STATED TASK: Wherever "Identificação" appears in a line, copy that line.

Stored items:
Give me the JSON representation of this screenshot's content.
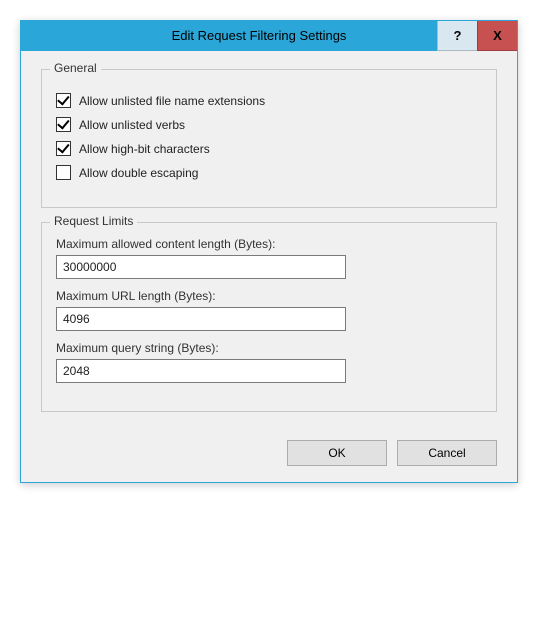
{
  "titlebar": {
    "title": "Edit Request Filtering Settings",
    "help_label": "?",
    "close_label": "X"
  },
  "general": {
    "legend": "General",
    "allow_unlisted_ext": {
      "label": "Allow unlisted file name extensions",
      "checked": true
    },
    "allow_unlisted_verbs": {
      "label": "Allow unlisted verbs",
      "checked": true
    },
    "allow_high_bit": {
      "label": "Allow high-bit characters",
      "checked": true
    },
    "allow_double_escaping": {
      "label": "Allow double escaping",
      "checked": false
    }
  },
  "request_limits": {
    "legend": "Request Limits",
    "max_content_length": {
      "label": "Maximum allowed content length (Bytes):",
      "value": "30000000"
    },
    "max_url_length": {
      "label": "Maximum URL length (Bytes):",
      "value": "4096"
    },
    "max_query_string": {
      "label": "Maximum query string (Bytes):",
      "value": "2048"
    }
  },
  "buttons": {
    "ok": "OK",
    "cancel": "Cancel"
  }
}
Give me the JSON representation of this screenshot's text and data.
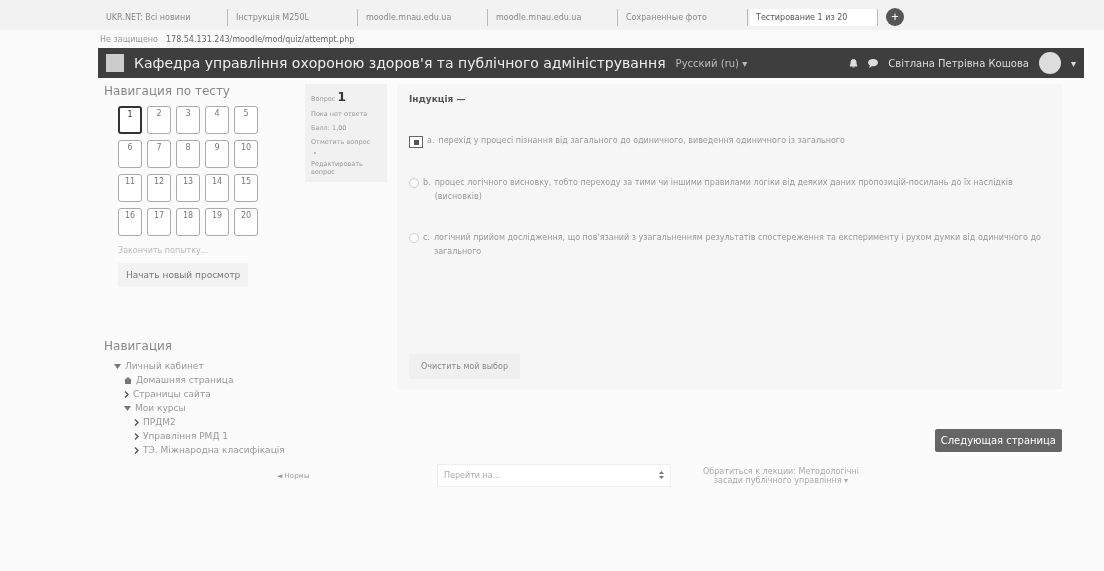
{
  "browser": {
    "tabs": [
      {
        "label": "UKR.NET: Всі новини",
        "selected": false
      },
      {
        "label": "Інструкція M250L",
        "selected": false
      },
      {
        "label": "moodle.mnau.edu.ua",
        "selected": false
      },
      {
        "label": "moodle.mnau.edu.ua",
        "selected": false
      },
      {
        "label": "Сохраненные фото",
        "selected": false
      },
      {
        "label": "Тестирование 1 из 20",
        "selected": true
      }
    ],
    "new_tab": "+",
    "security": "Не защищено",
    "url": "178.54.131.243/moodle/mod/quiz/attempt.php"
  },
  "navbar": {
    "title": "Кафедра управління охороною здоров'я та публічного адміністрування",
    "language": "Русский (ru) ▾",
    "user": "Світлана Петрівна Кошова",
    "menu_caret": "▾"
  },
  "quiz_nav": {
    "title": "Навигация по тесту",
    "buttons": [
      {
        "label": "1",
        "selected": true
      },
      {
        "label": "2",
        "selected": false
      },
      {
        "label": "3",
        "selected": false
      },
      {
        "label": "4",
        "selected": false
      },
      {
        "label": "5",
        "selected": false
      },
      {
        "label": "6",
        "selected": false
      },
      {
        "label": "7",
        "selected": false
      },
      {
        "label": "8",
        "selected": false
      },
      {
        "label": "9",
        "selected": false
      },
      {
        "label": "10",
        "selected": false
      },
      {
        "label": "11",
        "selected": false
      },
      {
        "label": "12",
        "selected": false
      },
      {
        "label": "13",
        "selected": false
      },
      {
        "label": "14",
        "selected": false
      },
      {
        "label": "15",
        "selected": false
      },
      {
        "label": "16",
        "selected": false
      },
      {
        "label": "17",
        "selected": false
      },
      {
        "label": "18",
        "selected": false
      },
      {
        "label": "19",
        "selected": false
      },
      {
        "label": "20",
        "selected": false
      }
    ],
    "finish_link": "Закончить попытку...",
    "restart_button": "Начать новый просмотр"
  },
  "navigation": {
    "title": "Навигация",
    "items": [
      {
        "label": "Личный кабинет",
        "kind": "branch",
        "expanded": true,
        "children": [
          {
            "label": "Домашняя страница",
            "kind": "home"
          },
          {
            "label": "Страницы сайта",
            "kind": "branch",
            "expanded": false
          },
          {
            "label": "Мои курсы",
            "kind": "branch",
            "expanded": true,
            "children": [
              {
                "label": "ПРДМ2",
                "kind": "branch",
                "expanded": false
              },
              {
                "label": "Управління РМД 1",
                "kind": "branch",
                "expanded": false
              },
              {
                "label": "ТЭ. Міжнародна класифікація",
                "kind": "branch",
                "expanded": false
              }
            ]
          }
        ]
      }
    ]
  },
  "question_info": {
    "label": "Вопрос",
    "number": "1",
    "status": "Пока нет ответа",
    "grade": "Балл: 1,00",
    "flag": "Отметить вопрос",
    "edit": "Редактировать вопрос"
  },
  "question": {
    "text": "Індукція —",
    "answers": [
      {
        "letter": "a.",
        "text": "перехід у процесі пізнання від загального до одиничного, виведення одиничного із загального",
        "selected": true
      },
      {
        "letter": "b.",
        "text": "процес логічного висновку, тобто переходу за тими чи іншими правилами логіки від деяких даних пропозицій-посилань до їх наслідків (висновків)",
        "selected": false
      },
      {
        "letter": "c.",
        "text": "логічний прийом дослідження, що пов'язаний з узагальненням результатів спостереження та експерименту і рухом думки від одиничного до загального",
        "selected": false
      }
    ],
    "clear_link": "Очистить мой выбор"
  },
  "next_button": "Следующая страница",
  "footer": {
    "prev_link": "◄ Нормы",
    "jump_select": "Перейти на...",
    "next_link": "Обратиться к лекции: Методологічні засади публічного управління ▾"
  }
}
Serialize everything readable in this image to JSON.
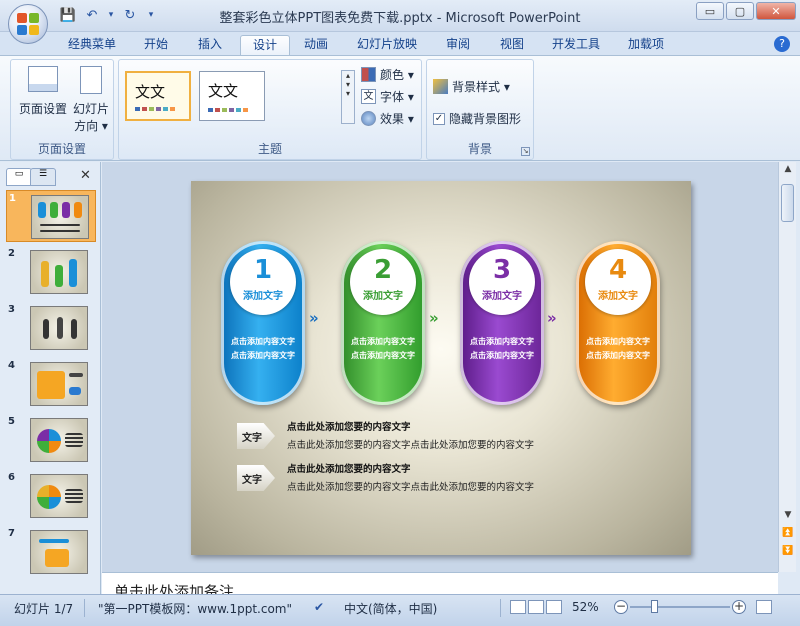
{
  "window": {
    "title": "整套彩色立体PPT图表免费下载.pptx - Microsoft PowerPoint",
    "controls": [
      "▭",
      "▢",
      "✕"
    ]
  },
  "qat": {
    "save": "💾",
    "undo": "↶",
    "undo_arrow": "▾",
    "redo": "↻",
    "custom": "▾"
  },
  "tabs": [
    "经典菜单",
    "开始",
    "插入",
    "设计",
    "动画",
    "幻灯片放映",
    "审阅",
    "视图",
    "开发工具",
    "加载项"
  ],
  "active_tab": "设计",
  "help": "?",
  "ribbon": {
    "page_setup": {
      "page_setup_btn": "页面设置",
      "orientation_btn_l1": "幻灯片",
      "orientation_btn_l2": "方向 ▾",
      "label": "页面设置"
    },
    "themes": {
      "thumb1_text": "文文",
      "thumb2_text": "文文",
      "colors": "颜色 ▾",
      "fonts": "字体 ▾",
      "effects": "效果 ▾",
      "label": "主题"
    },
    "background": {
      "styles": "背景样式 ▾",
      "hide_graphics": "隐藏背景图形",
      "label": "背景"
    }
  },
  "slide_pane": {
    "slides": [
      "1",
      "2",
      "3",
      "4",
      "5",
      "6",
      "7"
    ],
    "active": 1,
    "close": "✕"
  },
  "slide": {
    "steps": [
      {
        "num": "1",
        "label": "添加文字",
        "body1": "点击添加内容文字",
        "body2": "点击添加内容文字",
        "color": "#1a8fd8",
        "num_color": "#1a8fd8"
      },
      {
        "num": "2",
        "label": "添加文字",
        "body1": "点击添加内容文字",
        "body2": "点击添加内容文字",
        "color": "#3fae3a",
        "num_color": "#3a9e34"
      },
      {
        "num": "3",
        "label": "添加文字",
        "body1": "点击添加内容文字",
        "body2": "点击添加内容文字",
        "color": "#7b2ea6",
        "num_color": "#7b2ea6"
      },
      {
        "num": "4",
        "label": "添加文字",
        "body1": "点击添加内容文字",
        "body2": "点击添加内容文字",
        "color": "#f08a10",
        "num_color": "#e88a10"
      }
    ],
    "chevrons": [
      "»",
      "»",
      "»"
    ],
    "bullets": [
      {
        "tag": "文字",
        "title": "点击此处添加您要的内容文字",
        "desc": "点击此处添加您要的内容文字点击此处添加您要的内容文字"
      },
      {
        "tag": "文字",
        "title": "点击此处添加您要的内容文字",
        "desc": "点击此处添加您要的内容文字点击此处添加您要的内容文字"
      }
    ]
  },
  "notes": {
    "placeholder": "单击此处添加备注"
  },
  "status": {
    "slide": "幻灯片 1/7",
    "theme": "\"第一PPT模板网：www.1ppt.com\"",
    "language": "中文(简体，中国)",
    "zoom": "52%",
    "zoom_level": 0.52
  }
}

...

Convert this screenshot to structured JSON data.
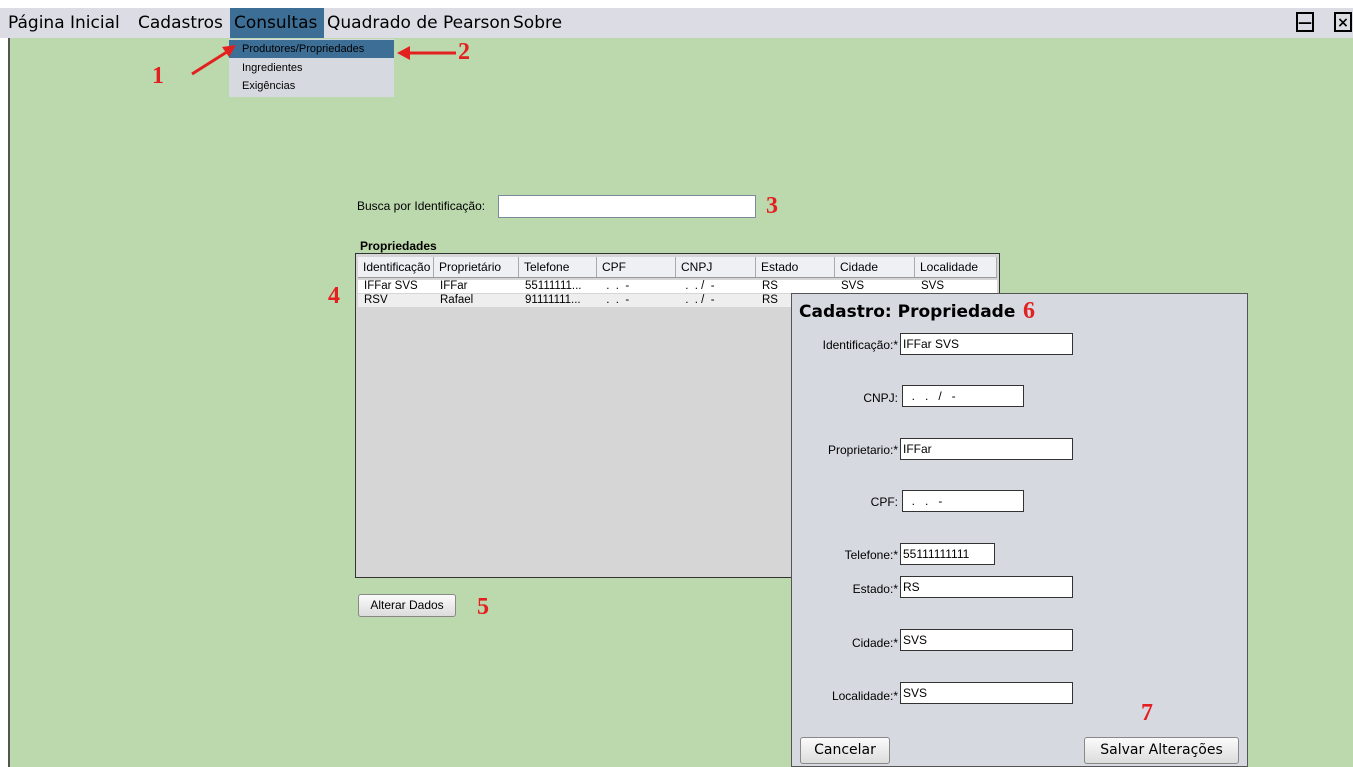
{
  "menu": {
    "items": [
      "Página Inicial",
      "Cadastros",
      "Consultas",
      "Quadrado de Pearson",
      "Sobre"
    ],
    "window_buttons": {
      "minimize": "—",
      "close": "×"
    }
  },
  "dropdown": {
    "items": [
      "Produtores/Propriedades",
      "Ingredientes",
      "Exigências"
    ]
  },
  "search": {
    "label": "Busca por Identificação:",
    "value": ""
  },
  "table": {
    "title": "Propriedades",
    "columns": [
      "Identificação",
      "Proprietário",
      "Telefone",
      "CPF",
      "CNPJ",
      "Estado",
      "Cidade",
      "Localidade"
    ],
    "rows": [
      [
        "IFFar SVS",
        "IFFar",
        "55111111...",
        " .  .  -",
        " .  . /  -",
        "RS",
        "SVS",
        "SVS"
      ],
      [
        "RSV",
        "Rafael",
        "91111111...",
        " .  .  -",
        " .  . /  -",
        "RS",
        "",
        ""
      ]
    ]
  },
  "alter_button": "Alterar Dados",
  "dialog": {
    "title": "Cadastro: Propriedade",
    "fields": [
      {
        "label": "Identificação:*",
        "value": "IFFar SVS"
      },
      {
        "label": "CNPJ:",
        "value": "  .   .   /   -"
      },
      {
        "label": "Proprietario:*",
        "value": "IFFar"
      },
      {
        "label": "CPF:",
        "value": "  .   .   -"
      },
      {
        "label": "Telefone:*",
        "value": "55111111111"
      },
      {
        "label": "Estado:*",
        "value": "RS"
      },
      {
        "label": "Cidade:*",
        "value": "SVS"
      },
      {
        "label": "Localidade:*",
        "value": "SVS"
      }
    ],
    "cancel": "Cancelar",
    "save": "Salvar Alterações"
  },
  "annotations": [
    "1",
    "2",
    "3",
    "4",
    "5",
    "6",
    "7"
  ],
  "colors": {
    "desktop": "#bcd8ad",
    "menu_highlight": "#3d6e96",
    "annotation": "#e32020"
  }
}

==

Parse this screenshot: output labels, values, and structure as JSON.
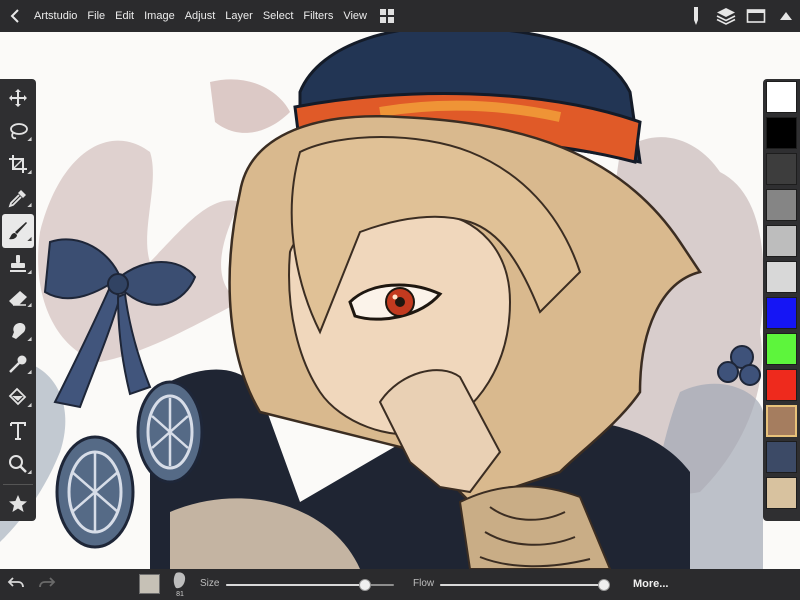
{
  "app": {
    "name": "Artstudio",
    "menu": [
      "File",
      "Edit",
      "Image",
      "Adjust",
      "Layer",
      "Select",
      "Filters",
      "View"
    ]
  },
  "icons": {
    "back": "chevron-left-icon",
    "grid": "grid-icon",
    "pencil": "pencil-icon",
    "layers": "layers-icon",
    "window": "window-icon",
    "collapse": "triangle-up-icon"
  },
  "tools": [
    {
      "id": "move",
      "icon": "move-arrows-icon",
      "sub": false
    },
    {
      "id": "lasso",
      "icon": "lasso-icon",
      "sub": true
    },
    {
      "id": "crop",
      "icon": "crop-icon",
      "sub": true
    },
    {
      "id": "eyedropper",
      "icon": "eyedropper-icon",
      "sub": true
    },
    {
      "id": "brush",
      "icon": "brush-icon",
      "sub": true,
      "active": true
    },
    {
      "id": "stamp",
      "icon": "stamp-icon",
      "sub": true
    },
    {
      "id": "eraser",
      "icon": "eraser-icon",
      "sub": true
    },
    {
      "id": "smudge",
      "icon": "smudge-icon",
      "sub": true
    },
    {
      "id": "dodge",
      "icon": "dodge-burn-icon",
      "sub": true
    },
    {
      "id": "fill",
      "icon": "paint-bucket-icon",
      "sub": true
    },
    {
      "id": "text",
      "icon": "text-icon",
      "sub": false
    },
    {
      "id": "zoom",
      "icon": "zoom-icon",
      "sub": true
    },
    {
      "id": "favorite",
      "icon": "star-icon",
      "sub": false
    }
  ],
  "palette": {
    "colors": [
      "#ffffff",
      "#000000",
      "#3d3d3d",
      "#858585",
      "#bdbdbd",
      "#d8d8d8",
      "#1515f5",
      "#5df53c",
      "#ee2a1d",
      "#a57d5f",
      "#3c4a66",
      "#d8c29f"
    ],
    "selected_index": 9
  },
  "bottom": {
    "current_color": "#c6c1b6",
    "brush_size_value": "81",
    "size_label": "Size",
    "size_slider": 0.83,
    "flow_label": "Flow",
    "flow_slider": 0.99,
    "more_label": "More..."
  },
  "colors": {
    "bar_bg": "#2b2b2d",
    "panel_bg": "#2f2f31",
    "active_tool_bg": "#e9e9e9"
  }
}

THE REPLY:
    "label": "Busca por Identificação:",
      "Identificação",
        "label": "Identificação:*",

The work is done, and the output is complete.